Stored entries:
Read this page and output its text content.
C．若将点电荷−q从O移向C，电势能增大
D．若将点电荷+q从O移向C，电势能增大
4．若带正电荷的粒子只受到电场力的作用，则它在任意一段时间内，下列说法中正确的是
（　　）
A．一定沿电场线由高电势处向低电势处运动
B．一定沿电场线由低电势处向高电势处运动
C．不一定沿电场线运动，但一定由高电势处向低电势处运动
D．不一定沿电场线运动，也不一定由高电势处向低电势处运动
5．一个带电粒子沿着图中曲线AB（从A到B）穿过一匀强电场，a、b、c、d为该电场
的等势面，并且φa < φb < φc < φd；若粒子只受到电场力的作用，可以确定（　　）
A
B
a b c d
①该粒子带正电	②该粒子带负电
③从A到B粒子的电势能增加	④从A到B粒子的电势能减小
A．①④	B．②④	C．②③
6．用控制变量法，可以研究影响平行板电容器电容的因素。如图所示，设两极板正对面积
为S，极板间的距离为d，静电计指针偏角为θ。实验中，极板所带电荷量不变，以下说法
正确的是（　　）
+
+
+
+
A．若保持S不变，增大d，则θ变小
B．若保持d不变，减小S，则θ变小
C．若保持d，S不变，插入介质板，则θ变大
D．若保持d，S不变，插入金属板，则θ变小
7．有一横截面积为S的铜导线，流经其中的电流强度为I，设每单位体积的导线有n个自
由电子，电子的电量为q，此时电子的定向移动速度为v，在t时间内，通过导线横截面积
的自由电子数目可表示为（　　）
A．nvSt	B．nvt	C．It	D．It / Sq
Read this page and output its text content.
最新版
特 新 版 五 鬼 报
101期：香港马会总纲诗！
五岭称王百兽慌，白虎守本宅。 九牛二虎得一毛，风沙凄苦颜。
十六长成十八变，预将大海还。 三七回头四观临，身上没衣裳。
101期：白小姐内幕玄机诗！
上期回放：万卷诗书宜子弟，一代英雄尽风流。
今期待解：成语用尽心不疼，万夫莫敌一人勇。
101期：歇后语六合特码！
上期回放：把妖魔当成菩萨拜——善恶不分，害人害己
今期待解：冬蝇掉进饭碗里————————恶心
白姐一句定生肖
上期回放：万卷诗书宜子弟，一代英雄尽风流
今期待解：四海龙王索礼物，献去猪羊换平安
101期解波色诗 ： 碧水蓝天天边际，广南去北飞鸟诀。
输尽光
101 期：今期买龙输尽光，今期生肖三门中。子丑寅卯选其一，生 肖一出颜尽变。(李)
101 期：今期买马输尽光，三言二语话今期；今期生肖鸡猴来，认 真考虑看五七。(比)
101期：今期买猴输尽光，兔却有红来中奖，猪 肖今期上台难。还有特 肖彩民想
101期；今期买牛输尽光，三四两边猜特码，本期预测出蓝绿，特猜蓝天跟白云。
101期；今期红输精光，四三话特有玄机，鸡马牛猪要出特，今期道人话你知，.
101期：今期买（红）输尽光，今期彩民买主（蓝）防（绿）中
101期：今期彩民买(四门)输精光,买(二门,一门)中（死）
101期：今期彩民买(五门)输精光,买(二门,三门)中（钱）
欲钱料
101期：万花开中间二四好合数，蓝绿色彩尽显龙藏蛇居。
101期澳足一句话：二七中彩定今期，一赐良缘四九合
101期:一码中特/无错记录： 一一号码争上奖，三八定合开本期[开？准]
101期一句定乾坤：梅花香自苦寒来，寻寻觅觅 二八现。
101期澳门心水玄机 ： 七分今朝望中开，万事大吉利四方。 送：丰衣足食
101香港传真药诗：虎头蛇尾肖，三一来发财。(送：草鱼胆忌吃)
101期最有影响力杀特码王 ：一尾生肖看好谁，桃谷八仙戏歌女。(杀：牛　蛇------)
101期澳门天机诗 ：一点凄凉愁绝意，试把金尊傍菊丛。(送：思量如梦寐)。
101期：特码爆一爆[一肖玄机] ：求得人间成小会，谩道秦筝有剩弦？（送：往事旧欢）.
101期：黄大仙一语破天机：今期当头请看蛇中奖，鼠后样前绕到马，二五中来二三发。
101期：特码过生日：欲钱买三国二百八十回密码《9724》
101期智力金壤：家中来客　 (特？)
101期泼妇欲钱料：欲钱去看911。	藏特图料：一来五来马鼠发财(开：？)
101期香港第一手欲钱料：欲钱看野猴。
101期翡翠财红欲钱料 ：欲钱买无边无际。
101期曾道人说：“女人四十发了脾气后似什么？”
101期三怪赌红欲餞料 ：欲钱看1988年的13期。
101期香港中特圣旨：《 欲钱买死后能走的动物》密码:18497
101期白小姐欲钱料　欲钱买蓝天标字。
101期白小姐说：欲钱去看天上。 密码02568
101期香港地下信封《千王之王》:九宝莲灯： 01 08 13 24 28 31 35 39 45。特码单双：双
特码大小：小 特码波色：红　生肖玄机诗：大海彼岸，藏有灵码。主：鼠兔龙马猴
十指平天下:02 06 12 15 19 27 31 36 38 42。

#### Set exercise
Reproduce each entry exactly, leaving out nothing.

#### Correct response
Read this page and output its text content.
C．若将点电荷−q从O移向C，电势能增大
D．若将点电荷+q从O移向C，电势能增大
4．若带正电荷的粒子只受到电场力的作用，则它在任意一段时间内，下列说法中正确的是
（　　）
A．一定沿电场线由高电势处向低电势处运动
B．一定沿电场线由低电势处向高电势处运动
C．不一定沿电场线运动，但一定由高电势处向低电势处运动
D．不一定沿电场线运动，也不一定由高电势处向低电势处运动
5．一个带电粒子沿着图中曲线AB（从A到B）穿过一匀强电场，a、b、c、d为该电场
的等势面，并且φa < φb < φc < φd；若粒子只受到电场力的作用，可以确定（　　）
A
B
a b c d
①该粒子带正电	②该粒子带负电
③从A到B粒子的电势能增加	④从A到B粒子的电势能减小
A．①④	B．②④	C．②③
6．用控制变量法，可以研究影响平行板电容器电容的因素。如图所示，设两极板正对面积
为S，极板间的距离为d，静电计指针偏角为θ。实验中，极板所带电荷量不变，以下说法
正确的是（　　）
+
+
+
+
A．若保持S不变，增大d，则θ变小
B．若保持d不变，减小S，则θ变小
C．若保持d，S不变，插入介质板，则θ变大
D．若保持d，S不变，插入金属板，则θ变小
7．有一横截面积为S的铜导线，流经其中的电流强度为I，设每单位体积的导线有n个自
由电子，电子的电量为q，此时电子的定向移动速度为v，在t时间内，通过导线横截面积
的自由电子数目可表示为（　　）
A．nvSt	B．nvt	C．It	D．It / Sq
Read this page and output its text content.
最新版
特 新 版 五 鬼 报
101期：香港马会总纲诗！
五岭称王百兽慌，白虎守本宅。 九牛二虎得一毛，风沙凄苦颜。
十六长成十八变，预将大海还。 三七回头四观临，身上没衣裳。
101期：白小姐内幕玄机诗！
上期回放：万卷诗书宜子弟，一代英雄尽风流。
今期待解：成语用尽心不疼，万夫莫敌一人勇。
101期：歇后语六合特码！
上期回放：把妖魔当成菩萨拜——善恶不分，害人害己
今期待解：冬蝇掉进饭碗里————————恶心
白姐一句定生肖
上期回放：万卷诗书宜子弟，一代英雄尽风流
今期待解：四海龙王索礼物，献去猪羊换平安
101期解波色诗 ： 碧水蓝天天边际，广南去北飞鸟诀。
输尽光
101 期：今期买龙输尽光，今期生肖三门中。子丑寅卯选其一，生 肖一出颜尽变。(李)
101 期：今期买马输尽光，三言二语话今期；今期生肖鸡猴来，认 真考虑看五七。(比)
101期：今期买猴输尽光，兔却有红来中奖，猪 肖今期上台难。还有特 肖彩民想
101期；今期买牛输尽光，三四两边猜特码，本期预测出蓝绿，特猜蓝天跟白云。
101期；今期红输精光，四三话特有玄机，鸡马牛猪要出特，今期道人话你知，.
101期：今期买（红）输尽光，今期彩民买主（蓝）防（绿）中
101期：今期彩民买(四门)输精光,买(二门,一门)中（死）
101期：今期彩民买(五门)输精光,买(二门,三门)中（钱）
欲钱料
101期：万花开中间二四好合数，蓝绿色彩尽显龙藏蛇居。
101期澳足一句话：二七中彩定今期，一赐良缘四九合
101期:一码中特/无错记录： 一一号码争上奖，三八定合开本期[开？准]
101期一句定乾坤：梅花香自苦寒来，寻寻觅觅 二八现。
101期澳门心水玄机 ： 七分今朝望中开，万事大吉利四方。 送：丰衣足食
101香港传真药诗：虎头蛇尾肖，三一来发财。(送：草鱼胆忌吃)
101期最有影响力杀特码王 ：一尾生肖看好谁，桃谷八仙戏歌女。(杀：牛　蛇------)
101期澳门天机诗 ：一点凄凉愁绝意，试把金尊傍菊丛。(送：思量如梦寐)。
101期：特码爆一爆[一肖玄机] ：求得人间成小会，谩道秦筝有剩弦？（送：往事旧欢）.
101期：黄大仙一语破天机：今期当头请看蛇中奖，鼠后样前绕到马，二五中来二三发。
101期：特码过生日：欲钱买三国二百八十回密码《9724》
101期智力金壤：家中来客　 (特？)
101期泼妇欲钱料：欲钱去看911。	藏特图料：一来五来马鼠发财(开：？)
101期香港第一手欲钱料：欲钱看野猴。
101期翡翠财红欲钱料 ：欲钱买无边无际。
101期曾道人说：“女人四十发了脾气后似什么？”
101期三怪赌红欲餞料 ：欲钱看1988年的13期。
101期香港中特圣旨：《 欲钱买死后能走的动物》密码:18497
101期白小姐欲钱料　欲钱买蓝天标字。
101期白小姐说：欲钱去看天上。 密码02568
101期香港地下信封《千王之王》:九宝莲灯： 01 08 13 24 28 31 35 39 45。特码单双：双
特码大小：小 特码波色：红　生肖玄机诗：大海彼岸，藏有灵码。主：鼠兔龙马猴
十指平天下:02 06 12 15 19 27 31 36 38 42。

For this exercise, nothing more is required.